RECORDS SHOWN
----------------
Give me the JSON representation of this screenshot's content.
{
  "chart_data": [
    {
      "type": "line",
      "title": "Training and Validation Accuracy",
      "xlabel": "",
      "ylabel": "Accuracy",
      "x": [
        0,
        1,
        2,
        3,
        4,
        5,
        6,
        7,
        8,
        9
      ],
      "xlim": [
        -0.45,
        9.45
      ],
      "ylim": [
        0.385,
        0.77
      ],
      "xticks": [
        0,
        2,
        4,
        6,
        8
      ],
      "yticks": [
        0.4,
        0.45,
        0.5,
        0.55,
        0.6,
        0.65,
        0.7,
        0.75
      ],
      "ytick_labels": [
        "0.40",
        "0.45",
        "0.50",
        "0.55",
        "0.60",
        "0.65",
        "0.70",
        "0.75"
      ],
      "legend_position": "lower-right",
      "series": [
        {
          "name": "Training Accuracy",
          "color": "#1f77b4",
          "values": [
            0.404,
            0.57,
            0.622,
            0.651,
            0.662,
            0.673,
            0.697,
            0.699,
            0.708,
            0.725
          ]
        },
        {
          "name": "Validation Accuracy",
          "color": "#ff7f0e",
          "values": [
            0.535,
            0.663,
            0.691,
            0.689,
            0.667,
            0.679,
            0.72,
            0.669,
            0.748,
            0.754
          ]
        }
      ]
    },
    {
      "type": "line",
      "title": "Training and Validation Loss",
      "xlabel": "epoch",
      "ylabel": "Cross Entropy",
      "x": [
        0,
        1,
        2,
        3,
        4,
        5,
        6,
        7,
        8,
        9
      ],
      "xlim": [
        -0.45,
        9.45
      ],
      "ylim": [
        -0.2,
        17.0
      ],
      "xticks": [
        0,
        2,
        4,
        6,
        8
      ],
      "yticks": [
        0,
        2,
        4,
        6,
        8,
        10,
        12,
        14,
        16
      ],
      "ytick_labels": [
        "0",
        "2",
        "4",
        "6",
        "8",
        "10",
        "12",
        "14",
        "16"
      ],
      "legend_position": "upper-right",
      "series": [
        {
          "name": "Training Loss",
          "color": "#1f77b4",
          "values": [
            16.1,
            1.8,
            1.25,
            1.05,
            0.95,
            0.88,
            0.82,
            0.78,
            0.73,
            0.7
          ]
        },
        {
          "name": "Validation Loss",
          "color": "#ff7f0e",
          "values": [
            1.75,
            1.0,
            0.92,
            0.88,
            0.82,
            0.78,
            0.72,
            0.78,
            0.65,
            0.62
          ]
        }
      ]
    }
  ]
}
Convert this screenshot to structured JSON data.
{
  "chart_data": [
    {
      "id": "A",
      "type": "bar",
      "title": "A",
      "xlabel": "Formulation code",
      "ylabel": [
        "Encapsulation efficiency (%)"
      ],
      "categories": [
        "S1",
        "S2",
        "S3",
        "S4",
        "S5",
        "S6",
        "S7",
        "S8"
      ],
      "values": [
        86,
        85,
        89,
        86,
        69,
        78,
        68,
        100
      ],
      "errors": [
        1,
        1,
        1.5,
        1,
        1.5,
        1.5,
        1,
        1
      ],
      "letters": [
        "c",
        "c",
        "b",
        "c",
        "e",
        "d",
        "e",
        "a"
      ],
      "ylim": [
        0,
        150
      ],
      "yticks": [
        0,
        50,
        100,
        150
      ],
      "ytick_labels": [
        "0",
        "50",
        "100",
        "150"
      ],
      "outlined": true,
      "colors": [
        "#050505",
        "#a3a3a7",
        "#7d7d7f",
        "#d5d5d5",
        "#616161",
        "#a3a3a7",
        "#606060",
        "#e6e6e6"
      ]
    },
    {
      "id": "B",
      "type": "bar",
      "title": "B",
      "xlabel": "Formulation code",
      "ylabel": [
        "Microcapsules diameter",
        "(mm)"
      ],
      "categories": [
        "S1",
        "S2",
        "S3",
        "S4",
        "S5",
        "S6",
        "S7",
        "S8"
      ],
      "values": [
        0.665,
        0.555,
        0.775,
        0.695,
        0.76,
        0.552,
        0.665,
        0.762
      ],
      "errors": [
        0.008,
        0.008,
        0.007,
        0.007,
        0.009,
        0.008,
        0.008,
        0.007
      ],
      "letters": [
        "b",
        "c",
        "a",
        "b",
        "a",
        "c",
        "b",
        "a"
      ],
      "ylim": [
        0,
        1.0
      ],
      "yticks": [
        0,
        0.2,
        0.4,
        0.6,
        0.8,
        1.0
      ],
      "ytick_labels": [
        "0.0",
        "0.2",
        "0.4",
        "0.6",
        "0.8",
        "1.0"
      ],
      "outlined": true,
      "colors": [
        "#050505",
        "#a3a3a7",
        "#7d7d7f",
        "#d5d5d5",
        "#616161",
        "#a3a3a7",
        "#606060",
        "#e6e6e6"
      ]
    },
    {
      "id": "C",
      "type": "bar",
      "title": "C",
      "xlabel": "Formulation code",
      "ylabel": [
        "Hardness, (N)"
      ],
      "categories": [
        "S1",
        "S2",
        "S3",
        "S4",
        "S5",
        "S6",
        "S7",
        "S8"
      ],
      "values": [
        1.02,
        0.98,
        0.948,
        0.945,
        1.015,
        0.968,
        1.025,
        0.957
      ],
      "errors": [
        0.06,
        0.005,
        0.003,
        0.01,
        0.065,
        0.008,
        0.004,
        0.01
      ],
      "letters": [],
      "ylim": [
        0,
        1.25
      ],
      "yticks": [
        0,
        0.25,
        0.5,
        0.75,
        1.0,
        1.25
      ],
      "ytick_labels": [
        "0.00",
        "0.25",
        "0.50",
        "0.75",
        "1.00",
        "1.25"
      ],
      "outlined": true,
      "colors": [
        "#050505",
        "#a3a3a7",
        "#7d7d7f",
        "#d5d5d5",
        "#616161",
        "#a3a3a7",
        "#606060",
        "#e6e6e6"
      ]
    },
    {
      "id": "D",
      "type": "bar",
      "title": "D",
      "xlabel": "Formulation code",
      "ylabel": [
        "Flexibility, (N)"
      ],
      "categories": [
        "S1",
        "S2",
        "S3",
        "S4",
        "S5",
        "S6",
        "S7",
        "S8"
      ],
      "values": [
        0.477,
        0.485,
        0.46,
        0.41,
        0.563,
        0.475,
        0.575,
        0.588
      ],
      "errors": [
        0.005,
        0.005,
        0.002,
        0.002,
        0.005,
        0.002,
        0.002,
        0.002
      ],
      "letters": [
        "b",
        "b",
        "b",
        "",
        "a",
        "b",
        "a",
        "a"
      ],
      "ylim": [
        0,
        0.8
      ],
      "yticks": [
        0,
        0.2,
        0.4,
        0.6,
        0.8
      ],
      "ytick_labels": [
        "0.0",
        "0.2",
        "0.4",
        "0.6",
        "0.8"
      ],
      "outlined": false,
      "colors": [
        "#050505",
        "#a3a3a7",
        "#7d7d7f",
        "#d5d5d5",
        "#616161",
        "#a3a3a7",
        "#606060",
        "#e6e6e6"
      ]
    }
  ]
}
----------------
EXERCISE DETAILS
Extract every line of the records above that contains the word "Validation".

ANSWER TO THIS EXERCISE
      "title": "Training and Validation Accuracy",
          "name": "Validation Accuracy",
      "title": "Training and Validation Loss",
          "name": "Validation Loss",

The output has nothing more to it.